What you need to do » For each line below that contains the string "يرحمك", copy that line.

Saved data entries
## Begin

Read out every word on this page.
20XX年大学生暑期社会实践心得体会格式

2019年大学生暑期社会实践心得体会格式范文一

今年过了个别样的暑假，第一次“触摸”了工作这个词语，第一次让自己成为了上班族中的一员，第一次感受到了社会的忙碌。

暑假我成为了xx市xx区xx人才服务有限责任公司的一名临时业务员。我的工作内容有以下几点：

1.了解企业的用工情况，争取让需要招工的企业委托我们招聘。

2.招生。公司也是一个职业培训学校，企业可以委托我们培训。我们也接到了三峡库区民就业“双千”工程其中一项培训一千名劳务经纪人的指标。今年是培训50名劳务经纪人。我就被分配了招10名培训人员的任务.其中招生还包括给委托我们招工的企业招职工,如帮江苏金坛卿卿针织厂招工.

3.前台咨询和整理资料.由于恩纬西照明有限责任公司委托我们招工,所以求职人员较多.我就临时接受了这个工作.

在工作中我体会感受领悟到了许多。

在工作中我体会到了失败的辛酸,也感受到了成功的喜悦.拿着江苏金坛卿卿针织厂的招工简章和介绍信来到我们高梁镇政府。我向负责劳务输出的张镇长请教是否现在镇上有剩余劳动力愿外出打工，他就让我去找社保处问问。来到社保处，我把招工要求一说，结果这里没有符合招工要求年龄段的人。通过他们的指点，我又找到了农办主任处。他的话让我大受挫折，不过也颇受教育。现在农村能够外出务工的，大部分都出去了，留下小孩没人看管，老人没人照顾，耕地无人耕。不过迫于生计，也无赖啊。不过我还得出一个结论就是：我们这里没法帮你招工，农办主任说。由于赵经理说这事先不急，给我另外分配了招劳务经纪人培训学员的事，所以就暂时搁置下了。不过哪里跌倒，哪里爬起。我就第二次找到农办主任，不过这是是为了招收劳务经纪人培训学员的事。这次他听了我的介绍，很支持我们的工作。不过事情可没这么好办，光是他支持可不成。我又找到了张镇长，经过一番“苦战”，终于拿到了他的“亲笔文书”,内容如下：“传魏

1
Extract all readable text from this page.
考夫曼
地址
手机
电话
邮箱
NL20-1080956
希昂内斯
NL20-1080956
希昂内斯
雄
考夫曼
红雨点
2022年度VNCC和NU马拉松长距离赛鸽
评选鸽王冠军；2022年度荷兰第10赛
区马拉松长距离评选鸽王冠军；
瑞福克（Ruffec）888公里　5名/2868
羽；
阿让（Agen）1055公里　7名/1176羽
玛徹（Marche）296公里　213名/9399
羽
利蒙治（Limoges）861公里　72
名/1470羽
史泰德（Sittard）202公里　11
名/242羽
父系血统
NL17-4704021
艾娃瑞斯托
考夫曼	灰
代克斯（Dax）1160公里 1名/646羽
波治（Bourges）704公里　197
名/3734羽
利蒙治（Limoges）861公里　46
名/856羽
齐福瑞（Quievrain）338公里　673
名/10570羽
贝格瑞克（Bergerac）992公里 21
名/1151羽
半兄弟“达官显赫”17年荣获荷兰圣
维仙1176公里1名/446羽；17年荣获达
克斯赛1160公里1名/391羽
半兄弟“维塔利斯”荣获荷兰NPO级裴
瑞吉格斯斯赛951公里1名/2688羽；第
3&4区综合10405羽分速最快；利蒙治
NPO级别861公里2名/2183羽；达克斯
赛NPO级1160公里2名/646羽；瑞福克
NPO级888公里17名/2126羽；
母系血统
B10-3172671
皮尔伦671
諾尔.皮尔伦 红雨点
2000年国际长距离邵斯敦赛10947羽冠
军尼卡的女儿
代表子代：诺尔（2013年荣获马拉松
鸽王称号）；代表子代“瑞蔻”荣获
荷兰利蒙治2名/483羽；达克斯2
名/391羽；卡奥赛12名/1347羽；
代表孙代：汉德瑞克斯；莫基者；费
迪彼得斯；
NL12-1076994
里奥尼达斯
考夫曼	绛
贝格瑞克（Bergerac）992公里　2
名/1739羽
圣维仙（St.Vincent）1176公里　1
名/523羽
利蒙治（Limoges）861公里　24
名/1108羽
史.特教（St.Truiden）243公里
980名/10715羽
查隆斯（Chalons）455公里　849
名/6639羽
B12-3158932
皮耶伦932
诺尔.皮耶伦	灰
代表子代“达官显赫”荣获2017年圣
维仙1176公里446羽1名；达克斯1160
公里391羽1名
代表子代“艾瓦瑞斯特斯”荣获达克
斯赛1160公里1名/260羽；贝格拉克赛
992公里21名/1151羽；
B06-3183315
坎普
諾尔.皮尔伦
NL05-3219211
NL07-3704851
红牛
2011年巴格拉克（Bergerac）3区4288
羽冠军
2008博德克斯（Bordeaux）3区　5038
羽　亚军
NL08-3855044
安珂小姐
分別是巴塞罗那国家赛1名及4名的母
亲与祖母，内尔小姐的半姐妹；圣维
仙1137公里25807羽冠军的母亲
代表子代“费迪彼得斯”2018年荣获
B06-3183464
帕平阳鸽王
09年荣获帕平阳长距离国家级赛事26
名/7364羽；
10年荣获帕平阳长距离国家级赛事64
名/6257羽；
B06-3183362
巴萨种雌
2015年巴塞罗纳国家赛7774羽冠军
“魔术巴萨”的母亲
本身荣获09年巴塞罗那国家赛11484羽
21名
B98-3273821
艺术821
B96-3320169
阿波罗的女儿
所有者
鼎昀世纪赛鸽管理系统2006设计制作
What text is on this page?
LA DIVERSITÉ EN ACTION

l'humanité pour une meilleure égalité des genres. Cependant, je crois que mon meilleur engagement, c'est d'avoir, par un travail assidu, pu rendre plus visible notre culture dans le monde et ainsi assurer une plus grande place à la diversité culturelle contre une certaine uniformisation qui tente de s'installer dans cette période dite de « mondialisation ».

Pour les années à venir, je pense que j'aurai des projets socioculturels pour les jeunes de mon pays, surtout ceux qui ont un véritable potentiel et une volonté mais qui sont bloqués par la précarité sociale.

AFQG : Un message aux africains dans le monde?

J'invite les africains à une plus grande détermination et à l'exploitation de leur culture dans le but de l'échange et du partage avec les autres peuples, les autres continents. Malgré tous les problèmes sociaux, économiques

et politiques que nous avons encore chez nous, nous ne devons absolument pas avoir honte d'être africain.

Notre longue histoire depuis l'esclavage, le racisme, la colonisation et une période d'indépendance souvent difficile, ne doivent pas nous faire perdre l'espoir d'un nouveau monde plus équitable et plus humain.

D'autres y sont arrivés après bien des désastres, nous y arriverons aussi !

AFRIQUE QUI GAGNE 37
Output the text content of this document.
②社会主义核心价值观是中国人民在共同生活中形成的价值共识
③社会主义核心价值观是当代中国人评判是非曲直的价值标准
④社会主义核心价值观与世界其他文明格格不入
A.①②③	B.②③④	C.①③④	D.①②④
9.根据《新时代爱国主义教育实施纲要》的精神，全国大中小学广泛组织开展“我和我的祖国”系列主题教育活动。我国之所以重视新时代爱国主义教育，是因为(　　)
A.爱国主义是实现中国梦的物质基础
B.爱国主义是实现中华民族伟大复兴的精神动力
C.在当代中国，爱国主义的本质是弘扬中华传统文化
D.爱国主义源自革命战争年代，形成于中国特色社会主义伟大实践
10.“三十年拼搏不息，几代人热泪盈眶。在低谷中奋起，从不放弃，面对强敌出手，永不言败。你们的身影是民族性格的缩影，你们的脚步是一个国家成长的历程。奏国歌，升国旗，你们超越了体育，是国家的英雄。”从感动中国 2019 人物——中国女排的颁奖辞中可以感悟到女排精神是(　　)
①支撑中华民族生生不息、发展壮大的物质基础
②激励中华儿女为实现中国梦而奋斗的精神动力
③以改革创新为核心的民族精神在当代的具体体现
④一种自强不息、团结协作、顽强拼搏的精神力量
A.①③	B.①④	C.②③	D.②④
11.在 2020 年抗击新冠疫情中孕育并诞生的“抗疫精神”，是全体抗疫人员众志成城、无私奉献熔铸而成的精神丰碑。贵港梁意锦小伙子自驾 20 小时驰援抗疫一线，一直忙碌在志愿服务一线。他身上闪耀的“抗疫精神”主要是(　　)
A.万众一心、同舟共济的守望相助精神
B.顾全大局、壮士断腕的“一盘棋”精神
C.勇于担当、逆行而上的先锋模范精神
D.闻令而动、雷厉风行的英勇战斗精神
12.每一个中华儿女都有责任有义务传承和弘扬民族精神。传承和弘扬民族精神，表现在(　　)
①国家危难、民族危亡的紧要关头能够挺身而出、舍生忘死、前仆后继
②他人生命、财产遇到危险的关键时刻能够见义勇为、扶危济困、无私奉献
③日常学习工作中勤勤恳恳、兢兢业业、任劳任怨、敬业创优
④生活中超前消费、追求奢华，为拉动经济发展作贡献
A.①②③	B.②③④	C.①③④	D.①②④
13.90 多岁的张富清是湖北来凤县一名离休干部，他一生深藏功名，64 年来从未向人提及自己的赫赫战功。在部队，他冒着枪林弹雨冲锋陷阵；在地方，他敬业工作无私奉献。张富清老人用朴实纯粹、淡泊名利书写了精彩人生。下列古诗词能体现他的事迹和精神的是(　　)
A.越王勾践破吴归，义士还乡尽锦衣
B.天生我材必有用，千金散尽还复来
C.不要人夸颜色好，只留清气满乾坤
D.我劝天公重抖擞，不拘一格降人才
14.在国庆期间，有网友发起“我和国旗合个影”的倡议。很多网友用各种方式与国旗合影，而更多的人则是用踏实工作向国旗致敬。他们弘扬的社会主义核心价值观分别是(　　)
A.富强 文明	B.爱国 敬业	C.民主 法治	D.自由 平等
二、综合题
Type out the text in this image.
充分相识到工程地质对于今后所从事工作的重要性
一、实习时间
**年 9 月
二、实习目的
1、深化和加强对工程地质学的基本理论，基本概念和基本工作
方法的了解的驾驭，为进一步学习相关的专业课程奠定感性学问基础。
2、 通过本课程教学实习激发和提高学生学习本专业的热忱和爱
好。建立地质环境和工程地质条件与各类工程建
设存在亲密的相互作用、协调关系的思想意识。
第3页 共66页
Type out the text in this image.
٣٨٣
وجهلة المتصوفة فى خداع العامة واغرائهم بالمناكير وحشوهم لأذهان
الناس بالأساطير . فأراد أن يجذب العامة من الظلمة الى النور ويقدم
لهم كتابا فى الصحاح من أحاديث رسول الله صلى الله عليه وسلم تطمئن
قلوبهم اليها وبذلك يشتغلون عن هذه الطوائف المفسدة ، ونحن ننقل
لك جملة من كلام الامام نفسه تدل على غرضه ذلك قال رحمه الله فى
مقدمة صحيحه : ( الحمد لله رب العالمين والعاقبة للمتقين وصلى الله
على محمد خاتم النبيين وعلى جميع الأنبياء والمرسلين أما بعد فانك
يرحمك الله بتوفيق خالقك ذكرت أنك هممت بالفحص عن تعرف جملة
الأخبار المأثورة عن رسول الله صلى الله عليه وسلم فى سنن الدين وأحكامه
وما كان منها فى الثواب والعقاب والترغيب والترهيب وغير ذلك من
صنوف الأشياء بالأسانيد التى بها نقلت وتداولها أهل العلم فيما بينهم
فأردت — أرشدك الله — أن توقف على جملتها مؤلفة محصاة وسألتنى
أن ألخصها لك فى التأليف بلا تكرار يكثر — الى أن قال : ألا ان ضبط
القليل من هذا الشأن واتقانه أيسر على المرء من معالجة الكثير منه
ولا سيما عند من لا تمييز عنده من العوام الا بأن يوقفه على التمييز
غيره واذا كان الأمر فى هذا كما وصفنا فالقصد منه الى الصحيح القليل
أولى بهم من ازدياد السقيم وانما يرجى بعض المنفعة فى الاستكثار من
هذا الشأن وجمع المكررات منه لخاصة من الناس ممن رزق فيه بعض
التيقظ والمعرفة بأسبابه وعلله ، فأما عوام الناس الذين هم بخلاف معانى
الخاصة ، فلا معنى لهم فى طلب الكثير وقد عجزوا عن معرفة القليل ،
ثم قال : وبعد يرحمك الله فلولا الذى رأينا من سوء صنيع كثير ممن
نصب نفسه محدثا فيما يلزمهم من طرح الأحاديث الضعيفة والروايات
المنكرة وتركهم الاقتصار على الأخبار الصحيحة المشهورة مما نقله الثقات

## End

Answer »
يرحمك الله بتوفيق خالقك ذكرت أنك هممت بالفحص عن تعرف جملة
ثم قال : وبعد يرحمك الله فلولا الذى رأينا من سوء صنيع كثير ممن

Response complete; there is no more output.